(Stored items from a collection)
--- Start ---

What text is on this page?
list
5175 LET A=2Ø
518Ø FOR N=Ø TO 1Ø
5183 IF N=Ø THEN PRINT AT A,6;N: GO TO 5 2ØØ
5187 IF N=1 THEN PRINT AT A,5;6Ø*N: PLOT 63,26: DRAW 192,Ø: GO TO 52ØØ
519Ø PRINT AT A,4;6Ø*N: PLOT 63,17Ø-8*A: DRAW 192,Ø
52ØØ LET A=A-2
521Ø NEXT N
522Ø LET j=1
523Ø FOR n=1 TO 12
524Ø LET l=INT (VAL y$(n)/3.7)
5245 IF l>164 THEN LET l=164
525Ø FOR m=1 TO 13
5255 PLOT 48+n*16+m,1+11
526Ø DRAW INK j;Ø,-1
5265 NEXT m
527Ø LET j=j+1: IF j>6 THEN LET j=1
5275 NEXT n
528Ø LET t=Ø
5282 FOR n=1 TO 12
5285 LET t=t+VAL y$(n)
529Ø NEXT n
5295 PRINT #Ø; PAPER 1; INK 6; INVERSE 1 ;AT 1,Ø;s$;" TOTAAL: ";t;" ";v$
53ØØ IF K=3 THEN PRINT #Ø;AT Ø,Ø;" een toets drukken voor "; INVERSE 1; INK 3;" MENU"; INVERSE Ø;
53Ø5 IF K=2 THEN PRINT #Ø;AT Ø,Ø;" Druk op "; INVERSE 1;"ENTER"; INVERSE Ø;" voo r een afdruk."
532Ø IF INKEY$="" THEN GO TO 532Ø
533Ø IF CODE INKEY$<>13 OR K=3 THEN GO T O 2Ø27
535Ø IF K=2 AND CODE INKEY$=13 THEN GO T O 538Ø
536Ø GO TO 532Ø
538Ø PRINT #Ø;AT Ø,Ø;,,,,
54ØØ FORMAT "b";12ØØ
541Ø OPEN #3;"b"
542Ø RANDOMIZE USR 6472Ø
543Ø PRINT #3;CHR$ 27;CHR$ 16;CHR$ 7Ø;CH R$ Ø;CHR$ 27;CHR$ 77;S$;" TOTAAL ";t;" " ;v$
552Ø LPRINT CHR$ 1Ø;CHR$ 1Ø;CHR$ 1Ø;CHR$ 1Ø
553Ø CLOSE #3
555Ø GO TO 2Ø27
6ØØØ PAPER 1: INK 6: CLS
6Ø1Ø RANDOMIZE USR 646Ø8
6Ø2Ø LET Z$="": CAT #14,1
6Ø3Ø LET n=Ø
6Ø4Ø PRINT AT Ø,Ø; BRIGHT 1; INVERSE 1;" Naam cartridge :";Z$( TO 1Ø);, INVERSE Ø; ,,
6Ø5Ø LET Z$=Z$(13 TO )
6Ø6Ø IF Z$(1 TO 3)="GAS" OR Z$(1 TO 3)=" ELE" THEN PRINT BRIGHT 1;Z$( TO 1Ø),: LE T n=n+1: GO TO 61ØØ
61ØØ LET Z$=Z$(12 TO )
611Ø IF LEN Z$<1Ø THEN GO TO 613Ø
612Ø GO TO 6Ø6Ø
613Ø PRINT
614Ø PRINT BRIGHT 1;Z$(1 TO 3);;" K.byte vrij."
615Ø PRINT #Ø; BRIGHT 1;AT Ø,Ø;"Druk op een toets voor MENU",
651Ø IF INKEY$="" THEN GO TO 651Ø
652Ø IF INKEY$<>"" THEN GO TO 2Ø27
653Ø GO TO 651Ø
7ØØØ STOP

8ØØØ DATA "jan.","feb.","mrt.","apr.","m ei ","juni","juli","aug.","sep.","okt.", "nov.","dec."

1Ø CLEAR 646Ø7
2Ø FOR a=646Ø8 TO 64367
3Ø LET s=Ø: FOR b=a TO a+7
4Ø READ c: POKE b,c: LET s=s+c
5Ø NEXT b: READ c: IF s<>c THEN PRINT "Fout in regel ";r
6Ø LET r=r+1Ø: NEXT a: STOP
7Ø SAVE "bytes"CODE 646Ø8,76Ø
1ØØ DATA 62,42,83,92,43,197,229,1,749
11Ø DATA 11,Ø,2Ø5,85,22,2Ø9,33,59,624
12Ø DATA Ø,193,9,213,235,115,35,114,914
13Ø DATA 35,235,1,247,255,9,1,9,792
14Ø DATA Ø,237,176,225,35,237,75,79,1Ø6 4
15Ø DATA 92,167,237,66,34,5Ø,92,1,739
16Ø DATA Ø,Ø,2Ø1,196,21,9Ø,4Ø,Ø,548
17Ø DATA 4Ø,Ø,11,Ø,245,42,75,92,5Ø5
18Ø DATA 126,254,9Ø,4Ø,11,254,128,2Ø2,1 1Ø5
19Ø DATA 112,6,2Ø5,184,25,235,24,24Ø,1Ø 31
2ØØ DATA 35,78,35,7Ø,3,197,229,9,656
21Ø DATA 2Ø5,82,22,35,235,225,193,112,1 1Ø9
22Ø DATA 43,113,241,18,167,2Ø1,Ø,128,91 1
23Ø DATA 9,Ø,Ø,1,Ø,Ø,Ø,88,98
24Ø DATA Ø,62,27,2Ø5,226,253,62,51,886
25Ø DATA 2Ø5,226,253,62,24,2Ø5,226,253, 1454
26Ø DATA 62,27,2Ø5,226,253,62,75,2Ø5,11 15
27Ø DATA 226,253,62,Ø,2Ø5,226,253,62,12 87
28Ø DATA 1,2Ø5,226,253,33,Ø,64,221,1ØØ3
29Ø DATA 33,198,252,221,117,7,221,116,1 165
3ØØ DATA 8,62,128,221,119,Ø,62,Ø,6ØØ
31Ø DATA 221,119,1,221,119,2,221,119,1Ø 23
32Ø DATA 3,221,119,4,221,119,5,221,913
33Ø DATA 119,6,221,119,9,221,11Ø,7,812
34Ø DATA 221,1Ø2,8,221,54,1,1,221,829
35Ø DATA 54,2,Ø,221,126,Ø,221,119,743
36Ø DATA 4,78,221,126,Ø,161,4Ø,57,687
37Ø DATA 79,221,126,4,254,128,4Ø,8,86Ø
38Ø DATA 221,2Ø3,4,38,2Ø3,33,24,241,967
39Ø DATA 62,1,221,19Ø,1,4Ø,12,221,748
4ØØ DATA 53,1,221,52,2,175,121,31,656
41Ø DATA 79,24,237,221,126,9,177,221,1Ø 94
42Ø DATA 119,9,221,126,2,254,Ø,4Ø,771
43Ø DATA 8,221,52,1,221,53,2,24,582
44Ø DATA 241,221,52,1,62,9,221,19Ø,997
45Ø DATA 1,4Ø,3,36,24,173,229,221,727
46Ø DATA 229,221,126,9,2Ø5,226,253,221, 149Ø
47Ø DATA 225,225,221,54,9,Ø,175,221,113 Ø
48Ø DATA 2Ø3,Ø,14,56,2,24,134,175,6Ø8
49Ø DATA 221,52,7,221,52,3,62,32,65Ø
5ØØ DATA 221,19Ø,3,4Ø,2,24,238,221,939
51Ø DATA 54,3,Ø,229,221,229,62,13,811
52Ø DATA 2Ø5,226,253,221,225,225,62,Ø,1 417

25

--- End ---

(What you are asked to do): Repeat every line of the material exactly as given.

(Task result):
What text is on this page?
list
5175 LET A=2Ø
518Ø FOR N=Ø TO 1Ø
5183 IF N=Ø THEN PRINT AT A,6;N: GO TO 5 2ØØ
5187 IF N=1 THEN PRINT AT A,5;6Ø*N: PLOT 63,26: DRAW 192,Ø: GO TO 52ØØ
519Ø PRINT AT A,4;6Ø*N: PLOT 63,17Ø-8*A: DRAW 192,Ø
52ØØ LET A=A-2
521Ø NEXT N
522Ø LET j=1
523Ø FOR n=1 TO 12
524Ø LET l=INT (VAL y$(n)/3.7)
5245 IF l>164 THEN LET l=164
525Ø FOR m=1 TO 13
5255 PLOT 48+n*16+m,1+11
526Ø DRAW INK j;Ø,-1
5265 NEXT m
527Ø LET j=j+1: IF j>6 THEN LET j=1
5275 NEXT n
528Ø LET t=Ø
5282 FOR n=1 TO 12
5285 LET t=t+VAL y$(n)
529Ø NEXT n
5295 PRINT #Ø; PAPER 1; INK 6; INVERSE 1 ;AT 1,Ø;s$;" TOTAAL: ";t;" ";v$
53ØØ IF K=3 THEN PRINT #Ø;AT Ø,Ø;" een toets drukken voor "; INVERSE 1; INK 3;" MENU"; INVERSE Ø;
53Ø5 IF K=2 THEN PRINT #Ø;AT Ø,Ø;" Druk op "; INVERSE 1;"ENTER"; INVERSE Ø;" voo r een afdruk."
532Ø IF INKEY$="" THEN GO TO 532Ø
533Ø IF CODE INKEY$<>13 OR K=3 THEN GO T O 2Ø27
535Ø IF K=2 AND CODE INKEY$=13 THEN GO T O 538Ø
536Ø GO TO 532Ø
538Ø PRINT #Ø;AT Ø,Ø;,,,,
54ØØ FORMAT "b";12ØØ
541Ø OPEN #3;"b"
542Ø RANDOMIZE USR 6472Ø
543Ø PRINT #3;CHR$ 27;CHR$ 16;CHR$ 7Ø;CH R$ Ø;CHR$ 27;CHR$ 77;S$;" TOTAAL ";t;" " ;v$
552Ø LPRINT CHR$ 1Ø;CHR$ 1Ø;CHR$ 1Ø;CHR$ 1Ø
553Ø CLOSE #3
555Ø GO TO 2Ø27
6ØØØ PAPER 1: INK 6: CLS
6Ø1Ø RANDOMIZE USR 646Ø8
6Ø2Ø LET Z$="": CAT #14,1
6Ø3Ø LET n=Ø
6Ø4Ø PRINT AT Ø,Ø; BRIGHT 1; INVERSE 1;" Naam cartridge :";Z$( TO 1Ø);, INVERSE Ø; ,,
6Ø5Ø LET Z$=Z$(13 TO )
6Ø6Ø IF Z$(1 TO 3)="GAS" OR Z$(1 TO 3)=" ELE" THEN PRINT BRIGHT 1;Z$( TO 1Ø),: LE T n=n+1: GO TO 61ØØ
61ØØ LET Z$=Z$(12 TO )
611Ø IF LEN Z$<1Ø THEN GO TO 613Ø
612Ø GO TO 6Ø6Ø
613Ø PRINT
614Ø PRINT BRIGHT 1;Z$(1 TO 3);;" K.byte vrij."
615Ø PRINT #Ø; BRIGHT 1;AT Ø,Ø;"Druk op een toets voor MENU",
651Ø IF INKEY$="" THEN GO TO 651Ø
652Ø IF INKEY$<>"" THEN GO TO 2Ø27
653Ø GO TO 651Ø
7ØØØ STOP

8ØØØ DATA "jan.","feb.","mrt.","apr.","m ei ","juni","juli","aug.","sep.","okt.", "nov.","dec."

1Ø CLEAR 646Ø7
2Ø FOR a=646Ø8 TO 64367
3Ø LET s=Ø: FOR b=a TO a+7
4Ø READ c: POKE b,c: LET s=s+c
5Ø NEXT b: READ c: IF s<>c THEN PRINT "Fout in regel ";r
6Ø LET r=r+1Ø: NEXT a: STOP
7Ø SAVE "bytes"CODE 646Ø8,76Ø
1ØØ DATA 62,42,83,92,43,197,229,1,749
11Ø DATA 11,Ø,2Ø5,85,22,2Ø9,33,59,624
12Ø DATA Ø,193,9,213,235,115,35,114,914
13Ø DATA 35,235,1,247,255,9,1,9,792
14Ø DATA Ø,237,176,225,35,237,75,79,1Ø6 4
15Ø DATA 92,167,237,66,34,5Ø,92,1,739
16Ø DATA Ø,Ø,2Ø1,196,21,9Ø,4Ø,Ø,548
17Ø DATA 4Ø,Ø,11,Ø,245,42,75,92,5Ø5
18Ø DATA 126,254,9Ø,4Ø,11,254,128,2Ø2,1 1Ø5
19Ø DATA 112,6,2Ø5,184,25,235,24,24Ø,1Ø 31
2ØØ DATA 35,78,35,7Ø,3,197,229,9,656
21Ø DATA 2Ø5,82,22,35,235,225,193,112,1 1Ø9
22Ø DATA 43,113,241,18,167,2Ø1,Ø,128,91 1
23Ø DATA 9,Ø,Ø,1,Ø,Ø,Ø,88,98
24Ø DATA Ø,62,27,2Ø5,226,253,62,51,886
25Ø DATA 2Ø5,226,253,62,24,2Ø5,226,253, 1454
26Ø DATA 62,27,2Ø5,226,253,62,75,2Ø5,11 15
27Ø DATA 226,253,62,Ø,2Ø5,226,253,62,12 87
28Ø DATA 1,2Ø5,226,253,33,Ø,64,221,1ØØ3
29Ø DATA 33,198,252,221,117,7,221,116,1 165
3ØØ DATA 8,62,128,221,119,Ø,62,Ø,6ØØ
31Ø DATA 221,119,1,221,119,2,221,119,1Ø 23
32Ø DATA 3,221,119,4,221,119,5,221,913
33Ø DATA 119,6,221,119,9,221,11Ø,7,812
34Ø DATA 221,1Ø2,8,221,54,1,1,221,829
35Ø DATA 54,2,Ø,221,126,Ø,221,119,743
36Ø DATA 4,78,221,126,Ø,161,4Ø,57,687
37Ø DATA 79,221,126,4,254,128,4Ø,8,86Ø
38Ø DATA 221,2Ø3,4,38,2Ø3,33,24,241,967
39Ø DATA 62,1,221,19Ø,1,4Ø,12,221,748
4ØØ DATA 53,1,221,52,2,175,121,31,656
41Ø DATA 79,24,237,221,126,9,177,221,1Ø 94
42Ø DATA 119,9,221,126,2,254,Ø,4Ø,771
43Ø DATA 8,221,52,1,221,53,2,24,582
44Ø DATA 241,221,52,1,62,9,221,19Ø,997
45Ø DATA 1,4Ø,3,36,24,173,229,221,727
46Ø DATA 229,221,126,9,2Ø5,226,253,221, 149Ø
47Ø DATA 225,225,221,54,9,Ø,175,221,113 Ø
48Ø DATA 2Ø3,Ø,14,56,2,24,134,175,6Ø8
49Ø DATA 221,52,7,221,52,3,62,32,65Ø
5ØØ DATA 221,19Ø,3,4Ø,2,24,238,221,939
51Ø DATA 54,3,Ø,229,221,229,62,13,811
52Ø DATA 2Ø5,226,253,221,225,225,62,Ø,1 417

25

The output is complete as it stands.